══ Supplied records

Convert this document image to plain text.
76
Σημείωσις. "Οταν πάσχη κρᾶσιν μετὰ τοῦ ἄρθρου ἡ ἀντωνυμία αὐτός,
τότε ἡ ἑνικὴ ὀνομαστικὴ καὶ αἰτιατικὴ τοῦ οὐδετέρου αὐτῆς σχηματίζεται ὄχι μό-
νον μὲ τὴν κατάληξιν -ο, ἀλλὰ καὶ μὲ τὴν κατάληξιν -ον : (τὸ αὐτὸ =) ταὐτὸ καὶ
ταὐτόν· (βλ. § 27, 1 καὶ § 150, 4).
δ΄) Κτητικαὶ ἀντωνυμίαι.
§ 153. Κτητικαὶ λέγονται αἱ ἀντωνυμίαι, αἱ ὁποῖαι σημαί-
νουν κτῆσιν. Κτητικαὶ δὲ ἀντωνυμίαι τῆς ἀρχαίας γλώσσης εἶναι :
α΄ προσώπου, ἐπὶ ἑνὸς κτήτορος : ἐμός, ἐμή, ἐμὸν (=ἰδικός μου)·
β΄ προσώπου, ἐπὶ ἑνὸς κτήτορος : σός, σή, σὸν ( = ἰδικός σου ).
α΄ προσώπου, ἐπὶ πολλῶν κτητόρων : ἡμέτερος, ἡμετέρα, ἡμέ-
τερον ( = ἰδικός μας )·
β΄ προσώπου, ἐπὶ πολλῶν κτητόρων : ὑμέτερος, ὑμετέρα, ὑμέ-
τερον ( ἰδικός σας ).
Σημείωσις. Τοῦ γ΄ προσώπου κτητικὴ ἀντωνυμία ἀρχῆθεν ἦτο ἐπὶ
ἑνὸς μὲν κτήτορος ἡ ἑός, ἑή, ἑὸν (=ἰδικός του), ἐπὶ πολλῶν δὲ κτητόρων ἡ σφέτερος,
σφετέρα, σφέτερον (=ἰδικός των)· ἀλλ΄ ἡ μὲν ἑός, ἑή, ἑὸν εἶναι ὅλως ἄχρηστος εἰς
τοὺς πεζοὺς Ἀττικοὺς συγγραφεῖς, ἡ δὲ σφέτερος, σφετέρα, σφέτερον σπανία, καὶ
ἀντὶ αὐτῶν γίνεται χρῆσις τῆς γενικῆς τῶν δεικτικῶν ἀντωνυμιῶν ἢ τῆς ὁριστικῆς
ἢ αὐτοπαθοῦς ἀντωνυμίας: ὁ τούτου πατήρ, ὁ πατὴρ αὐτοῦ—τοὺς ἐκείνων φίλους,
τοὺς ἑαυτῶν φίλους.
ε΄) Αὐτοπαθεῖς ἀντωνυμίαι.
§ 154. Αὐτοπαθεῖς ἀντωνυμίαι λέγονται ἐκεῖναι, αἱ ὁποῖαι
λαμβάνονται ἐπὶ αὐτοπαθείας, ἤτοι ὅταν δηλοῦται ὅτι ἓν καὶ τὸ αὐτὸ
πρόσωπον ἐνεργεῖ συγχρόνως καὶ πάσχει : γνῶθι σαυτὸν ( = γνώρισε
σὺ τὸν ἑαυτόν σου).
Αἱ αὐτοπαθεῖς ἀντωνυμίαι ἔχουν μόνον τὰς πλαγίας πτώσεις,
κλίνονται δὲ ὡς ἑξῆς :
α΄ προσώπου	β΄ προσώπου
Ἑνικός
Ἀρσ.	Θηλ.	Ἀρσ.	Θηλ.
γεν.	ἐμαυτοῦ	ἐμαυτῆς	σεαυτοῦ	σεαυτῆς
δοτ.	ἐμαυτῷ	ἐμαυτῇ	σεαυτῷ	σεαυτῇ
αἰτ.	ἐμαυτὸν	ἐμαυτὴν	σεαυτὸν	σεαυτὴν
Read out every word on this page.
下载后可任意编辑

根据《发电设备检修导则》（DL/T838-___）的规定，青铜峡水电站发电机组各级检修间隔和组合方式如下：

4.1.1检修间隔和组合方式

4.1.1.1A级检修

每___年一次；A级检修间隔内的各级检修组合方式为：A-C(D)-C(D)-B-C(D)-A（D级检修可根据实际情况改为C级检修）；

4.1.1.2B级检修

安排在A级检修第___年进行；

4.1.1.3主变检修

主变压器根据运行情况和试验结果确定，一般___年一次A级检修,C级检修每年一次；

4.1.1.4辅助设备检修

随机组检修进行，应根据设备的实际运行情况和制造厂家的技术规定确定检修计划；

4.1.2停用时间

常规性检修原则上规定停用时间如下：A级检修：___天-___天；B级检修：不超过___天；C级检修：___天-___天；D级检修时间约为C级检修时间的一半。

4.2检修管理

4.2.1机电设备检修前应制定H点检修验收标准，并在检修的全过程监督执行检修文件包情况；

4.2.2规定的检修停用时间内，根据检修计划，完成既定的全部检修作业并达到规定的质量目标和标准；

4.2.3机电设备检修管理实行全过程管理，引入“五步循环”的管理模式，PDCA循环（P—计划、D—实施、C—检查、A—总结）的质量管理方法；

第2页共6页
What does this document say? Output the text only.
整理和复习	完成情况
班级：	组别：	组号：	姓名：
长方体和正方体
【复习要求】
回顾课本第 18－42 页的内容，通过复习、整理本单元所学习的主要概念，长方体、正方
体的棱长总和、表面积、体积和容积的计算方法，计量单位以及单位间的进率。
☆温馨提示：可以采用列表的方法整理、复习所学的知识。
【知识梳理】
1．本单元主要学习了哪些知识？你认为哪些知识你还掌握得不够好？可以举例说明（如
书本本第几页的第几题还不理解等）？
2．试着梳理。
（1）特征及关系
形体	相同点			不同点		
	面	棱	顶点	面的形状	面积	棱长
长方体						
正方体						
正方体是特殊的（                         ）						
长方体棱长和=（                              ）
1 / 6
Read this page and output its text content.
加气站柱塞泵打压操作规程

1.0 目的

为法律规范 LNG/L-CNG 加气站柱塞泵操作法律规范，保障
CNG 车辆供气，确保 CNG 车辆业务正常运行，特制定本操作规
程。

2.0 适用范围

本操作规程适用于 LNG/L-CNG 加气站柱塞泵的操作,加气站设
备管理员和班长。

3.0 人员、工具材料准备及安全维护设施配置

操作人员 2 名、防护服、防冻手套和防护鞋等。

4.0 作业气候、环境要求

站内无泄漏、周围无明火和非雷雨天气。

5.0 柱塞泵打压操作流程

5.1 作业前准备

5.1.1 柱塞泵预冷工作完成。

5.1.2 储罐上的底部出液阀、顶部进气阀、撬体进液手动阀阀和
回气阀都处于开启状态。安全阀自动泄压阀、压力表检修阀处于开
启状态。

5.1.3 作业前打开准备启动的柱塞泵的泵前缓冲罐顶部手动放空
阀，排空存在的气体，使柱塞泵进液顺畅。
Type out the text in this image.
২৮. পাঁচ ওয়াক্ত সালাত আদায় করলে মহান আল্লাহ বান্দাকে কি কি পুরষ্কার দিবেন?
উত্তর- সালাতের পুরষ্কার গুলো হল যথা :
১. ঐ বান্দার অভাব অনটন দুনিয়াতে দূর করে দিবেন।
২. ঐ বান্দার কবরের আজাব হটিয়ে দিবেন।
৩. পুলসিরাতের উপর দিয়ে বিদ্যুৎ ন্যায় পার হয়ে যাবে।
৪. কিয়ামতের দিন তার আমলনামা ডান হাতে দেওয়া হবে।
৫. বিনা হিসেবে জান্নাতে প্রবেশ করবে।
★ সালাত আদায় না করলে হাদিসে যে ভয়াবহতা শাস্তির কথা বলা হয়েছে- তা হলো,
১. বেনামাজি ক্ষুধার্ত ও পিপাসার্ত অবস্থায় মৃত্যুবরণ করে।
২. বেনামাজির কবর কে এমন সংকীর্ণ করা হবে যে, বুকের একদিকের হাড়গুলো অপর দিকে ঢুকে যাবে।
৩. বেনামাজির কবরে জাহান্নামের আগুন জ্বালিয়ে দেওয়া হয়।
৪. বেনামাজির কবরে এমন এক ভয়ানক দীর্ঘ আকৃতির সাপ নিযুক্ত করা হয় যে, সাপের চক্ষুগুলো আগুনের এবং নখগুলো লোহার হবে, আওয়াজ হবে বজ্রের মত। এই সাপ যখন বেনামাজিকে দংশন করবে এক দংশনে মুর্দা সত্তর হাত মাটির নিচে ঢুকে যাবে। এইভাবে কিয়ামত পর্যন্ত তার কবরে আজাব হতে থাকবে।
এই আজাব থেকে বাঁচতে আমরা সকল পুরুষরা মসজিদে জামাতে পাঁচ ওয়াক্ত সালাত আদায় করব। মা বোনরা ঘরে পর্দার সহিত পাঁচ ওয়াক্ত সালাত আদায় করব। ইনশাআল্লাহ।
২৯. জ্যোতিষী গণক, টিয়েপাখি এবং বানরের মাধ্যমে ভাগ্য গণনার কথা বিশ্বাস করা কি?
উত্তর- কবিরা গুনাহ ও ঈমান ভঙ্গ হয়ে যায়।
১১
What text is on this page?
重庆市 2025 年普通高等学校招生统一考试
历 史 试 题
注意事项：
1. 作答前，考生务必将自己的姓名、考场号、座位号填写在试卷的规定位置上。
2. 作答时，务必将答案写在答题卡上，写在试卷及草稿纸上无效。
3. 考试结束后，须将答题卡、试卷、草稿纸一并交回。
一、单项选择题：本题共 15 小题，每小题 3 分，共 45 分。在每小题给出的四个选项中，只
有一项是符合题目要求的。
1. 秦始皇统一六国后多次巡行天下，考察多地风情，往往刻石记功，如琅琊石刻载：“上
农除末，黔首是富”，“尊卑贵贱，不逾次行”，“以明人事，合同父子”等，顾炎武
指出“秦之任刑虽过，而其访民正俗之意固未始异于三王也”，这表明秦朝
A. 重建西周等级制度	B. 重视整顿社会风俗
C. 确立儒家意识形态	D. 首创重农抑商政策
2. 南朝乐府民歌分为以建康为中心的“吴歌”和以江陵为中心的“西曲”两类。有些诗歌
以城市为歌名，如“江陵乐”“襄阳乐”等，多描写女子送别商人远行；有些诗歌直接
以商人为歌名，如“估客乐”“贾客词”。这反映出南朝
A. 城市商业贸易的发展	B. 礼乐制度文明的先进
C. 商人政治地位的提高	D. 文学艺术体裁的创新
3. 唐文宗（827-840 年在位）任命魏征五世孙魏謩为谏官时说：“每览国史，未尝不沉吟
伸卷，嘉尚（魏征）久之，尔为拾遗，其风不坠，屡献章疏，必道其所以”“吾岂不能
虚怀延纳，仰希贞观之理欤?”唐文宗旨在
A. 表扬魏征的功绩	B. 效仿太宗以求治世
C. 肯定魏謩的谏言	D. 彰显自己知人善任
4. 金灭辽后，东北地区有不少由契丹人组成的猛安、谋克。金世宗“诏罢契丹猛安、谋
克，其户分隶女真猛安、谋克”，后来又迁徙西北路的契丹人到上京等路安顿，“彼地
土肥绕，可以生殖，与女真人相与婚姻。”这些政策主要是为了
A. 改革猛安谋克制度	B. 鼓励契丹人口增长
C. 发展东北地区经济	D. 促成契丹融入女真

════

In the entries above, count every line containing the word "ὁποῖαι". Write only the total.

2